» **Work to be completed**: Find all lines in the listing that include the word "fort", then copy them.
>> start Supplied material
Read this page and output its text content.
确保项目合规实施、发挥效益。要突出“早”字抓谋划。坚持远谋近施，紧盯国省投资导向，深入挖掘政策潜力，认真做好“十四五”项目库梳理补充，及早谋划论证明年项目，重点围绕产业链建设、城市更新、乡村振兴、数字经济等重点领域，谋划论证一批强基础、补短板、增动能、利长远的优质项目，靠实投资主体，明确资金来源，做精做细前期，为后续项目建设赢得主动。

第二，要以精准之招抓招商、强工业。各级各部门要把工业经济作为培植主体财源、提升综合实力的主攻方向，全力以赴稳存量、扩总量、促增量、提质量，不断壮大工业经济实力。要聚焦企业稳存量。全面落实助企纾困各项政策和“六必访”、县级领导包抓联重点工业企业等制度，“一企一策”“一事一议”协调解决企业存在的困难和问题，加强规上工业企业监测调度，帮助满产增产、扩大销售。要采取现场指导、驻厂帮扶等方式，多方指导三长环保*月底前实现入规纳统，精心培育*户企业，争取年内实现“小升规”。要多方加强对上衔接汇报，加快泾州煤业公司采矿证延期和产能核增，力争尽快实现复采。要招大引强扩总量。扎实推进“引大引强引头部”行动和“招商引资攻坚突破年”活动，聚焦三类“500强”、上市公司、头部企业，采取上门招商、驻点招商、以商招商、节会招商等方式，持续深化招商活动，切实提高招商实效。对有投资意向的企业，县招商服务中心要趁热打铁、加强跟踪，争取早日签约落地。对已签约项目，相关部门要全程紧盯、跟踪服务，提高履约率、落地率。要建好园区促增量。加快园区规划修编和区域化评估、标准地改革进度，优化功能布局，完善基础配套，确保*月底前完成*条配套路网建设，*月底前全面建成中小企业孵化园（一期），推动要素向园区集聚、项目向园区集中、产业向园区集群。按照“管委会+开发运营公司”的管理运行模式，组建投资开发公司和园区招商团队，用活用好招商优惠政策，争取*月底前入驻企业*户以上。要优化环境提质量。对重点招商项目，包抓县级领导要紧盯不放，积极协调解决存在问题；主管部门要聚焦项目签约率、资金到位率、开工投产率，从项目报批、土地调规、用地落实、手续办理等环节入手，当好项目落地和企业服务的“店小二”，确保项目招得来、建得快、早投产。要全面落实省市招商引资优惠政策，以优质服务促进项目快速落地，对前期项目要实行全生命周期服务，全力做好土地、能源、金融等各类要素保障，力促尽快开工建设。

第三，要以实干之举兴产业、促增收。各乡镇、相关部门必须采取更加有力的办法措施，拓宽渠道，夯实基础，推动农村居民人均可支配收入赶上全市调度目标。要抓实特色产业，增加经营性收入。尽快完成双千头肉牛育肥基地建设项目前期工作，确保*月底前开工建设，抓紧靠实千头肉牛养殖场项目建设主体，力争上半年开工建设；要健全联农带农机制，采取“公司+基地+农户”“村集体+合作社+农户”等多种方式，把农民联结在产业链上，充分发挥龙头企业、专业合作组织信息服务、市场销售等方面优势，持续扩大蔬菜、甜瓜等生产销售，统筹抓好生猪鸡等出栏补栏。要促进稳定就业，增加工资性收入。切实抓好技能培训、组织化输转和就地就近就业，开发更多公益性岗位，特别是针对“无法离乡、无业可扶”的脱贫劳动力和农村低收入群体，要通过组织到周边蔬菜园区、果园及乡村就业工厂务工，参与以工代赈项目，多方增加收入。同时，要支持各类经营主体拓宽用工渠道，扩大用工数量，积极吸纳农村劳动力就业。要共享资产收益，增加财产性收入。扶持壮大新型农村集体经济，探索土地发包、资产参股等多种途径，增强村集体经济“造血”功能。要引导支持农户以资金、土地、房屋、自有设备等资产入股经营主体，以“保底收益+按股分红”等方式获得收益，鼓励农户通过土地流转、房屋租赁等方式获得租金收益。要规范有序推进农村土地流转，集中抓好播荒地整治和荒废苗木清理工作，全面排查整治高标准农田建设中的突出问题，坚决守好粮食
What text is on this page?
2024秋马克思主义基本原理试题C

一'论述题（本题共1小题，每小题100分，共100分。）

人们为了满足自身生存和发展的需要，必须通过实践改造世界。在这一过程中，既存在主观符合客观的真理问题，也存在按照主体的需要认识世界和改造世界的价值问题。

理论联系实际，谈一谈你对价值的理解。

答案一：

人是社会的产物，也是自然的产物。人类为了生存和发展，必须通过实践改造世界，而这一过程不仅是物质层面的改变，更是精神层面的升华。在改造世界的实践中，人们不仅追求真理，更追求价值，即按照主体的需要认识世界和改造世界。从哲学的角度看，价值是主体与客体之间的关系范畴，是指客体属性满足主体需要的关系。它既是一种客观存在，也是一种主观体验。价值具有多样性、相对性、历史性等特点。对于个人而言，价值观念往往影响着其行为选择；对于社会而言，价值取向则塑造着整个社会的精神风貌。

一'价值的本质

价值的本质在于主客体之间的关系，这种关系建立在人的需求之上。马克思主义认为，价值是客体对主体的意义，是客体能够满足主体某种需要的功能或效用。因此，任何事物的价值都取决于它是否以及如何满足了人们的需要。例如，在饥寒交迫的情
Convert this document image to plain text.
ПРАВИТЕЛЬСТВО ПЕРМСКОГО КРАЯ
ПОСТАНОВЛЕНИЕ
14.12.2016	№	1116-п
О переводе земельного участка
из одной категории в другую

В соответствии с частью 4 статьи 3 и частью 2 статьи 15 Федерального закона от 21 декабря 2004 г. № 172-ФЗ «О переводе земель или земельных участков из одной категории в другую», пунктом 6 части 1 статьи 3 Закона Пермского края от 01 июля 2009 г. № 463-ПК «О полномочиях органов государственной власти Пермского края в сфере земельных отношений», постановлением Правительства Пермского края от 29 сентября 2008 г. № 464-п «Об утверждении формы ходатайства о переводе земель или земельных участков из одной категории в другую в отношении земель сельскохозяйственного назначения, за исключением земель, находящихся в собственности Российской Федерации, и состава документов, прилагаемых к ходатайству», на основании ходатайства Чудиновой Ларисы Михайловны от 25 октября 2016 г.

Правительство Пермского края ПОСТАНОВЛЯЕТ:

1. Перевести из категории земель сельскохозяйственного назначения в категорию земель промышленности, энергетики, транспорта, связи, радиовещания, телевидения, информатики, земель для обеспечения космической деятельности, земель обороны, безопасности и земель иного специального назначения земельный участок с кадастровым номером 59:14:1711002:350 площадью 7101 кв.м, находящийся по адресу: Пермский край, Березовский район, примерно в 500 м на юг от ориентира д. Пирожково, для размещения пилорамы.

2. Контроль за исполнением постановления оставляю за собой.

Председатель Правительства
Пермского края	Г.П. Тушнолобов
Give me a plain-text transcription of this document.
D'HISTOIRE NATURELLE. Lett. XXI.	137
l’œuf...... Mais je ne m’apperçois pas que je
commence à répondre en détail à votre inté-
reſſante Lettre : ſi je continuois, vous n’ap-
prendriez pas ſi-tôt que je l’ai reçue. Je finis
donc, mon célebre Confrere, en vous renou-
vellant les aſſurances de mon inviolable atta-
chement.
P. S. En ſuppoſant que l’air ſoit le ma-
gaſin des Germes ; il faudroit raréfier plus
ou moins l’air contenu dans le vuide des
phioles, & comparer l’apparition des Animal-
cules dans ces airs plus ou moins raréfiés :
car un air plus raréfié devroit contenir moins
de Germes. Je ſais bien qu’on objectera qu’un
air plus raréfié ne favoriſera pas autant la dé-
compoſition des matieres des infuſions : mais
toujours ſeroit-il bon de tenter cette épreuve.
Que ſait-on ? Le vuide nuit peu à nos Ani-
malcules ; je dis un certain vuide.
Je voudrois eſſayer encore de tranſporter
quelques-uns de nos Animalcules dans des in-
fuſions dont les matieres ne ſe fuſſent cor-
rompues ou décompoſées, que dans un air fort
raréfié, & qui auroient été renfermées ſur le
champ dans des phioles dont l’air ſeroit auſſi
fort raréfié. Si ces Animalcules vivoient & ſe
>> end Supplied material
» **Output for this task**:
rompues ou décompoſées, que dans un air fort
fort raréfié. Si ces Animalcules vivoient & ſe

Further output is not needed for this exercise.